**Source records:**
********************

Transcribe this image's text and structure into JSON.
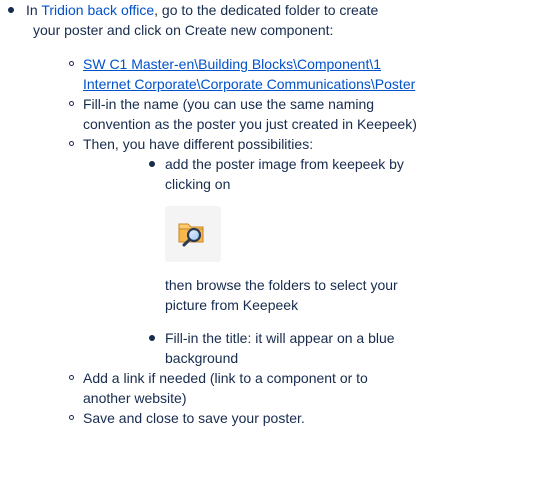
{
  "step1": {
    "prefix": "In ",
    "link_text": "Tridion back office",
    "line1_suffix": ", go to the dedicated folder to create",
    "line2": "your poster and click on Create new component:"
  },
  "sub_items": {
    "folder_path_line1": "SW C1 Master-en\\Building Blocks\\Component\\1 ",
    "folder_path_line2": "Internet Corporate\\Corporate Communications\\Poster",
    "fill_name_line1": "Fill-in the name (you can use the same naming",
    "fill_name_line2": "convention as the poster you just created in Keepeek)",
    "possibilities": "Then, you have different possibilities:",
    "add_link_line1": "Add a link if needed (link to a component or to",
    "add_link_line2": "another website)",
    "save_close": "Save and close to save your poster."
  },
  "nested": {
    "add_image_line1": "add the poster image from keepeek by",
    "add_image_line2": "clicking on",
    "browse_line1": "then browse the folders to select your",
    "browse_line2": "picture from Keepeek",
    "title_line1": "Fill-in the title: it will appear on a blue",
    "title_line2": "background"
  },
  "icons": {
    "browse_button_icon": "folder-search-icon"
  },
  "colors": {
    "text": "#172b4d",
    "link": "#0052cc"
  }
}
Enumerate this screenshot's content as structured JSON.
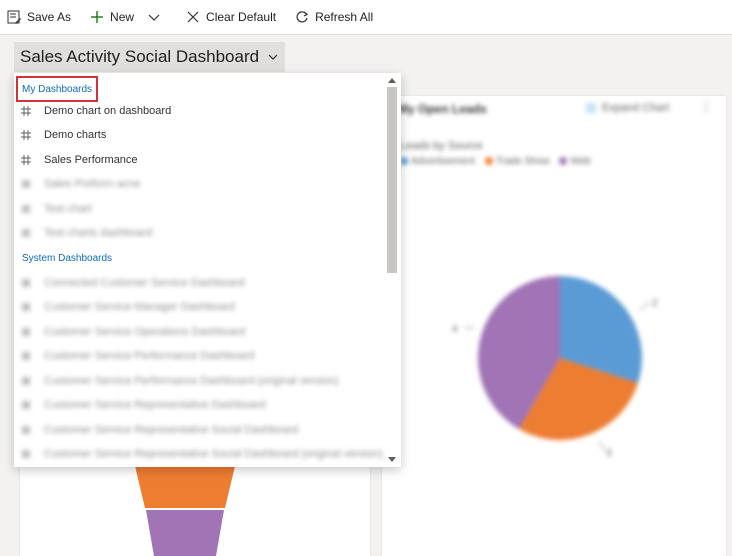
{
  "toolbar": {
    "save_as": "Save As",
    "new": "New",
    "clear_default": "Clear Default",
    "refresh_all": "Refresh All"
  },
  "dashboard": {
    "title": "Sales Activity Social Dashboard"
  },
  "dropdown": {
    "my_dashboards_header": "My Dashboards",
    "my_items": [
      {
        "label": "Demo chart on dashboard",
        "icon": "dashboard-grid-icon"
      },
      {
        "label": "Demo charts",
        "icon": "dashboard-grid-icon"
      },
      {
        "label": "Sales Performance",
        "icon": "dashboard-grid-icon"
      },
      {
        "label": "Sales Preform acne",
        "icon": "dashboard-icon"
      },
      {
        "label": "Test chart",
        "icon": "dashboard-icon"
      },
      {
        "label": "Test charts dashboard",
        "icon": "dashboard-icon"
      }
    ],
    "system_dashboards_header": "System Dashboards",
    "system_items": [
      {
        "label": "Connected Customer Service Dashboard",
        "icon": "dashboard-icon"
      },
      {
        "label": "Customer Service Manager Dashboard",
        "icon": "dashboard-icon"
      },
      {
        "label": "Customer Service Operations Dashboard",
        "icon": "dashboard-icon"
      },
      {
        "label": "Customer Service Performance Dashboard",
        "icon": "dashboard-icon"
      },
      {
        "label": "Customer Service Performance Dashboard (original version)",
        "icon": "dashboard-icon"
      },
      {
        "label": "Customer Service Representative Dashboard",
        "icon": "dashboard-icon"
      },
      {
        "label": "Customer Service Representative Social Dashboard",
        "icon": "dashboard-icon"
      },
      {
        "label": "Customer Service Representative Social Dashboard (original version)",
        "icon": "dashboard-icon"
      }
    ]
  },
  "right_card": {
    "title": "My Open Leads",
    "expand_chart": "Expand Chart",
    "more": "⋮",
    "subtitle": "Leads by Source",
    "legend": [
      {
        "name": "Advertisement",
        "color": "#5b9bd5"
      },
      {
        "name": "Trade Show",
        "color": "#ed7d31"
      },
      {
        "name": "Web",
        "color": "#a074b5"
      }
    ],
    "labels": [
      "2",
      "3",
      "4"
    ]
  },
  "colors": {
    "accent": "#0f6cbd",
    "highlight": "#d13438",
    "pie_blue": "#5b9bd5",
    "pie_orange": "#ed7d31",
    "pie_purple": "#a074b5"
  }
}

********************

Count the lines of the listing above that include the word "Representative" and state the total with nothing else.

3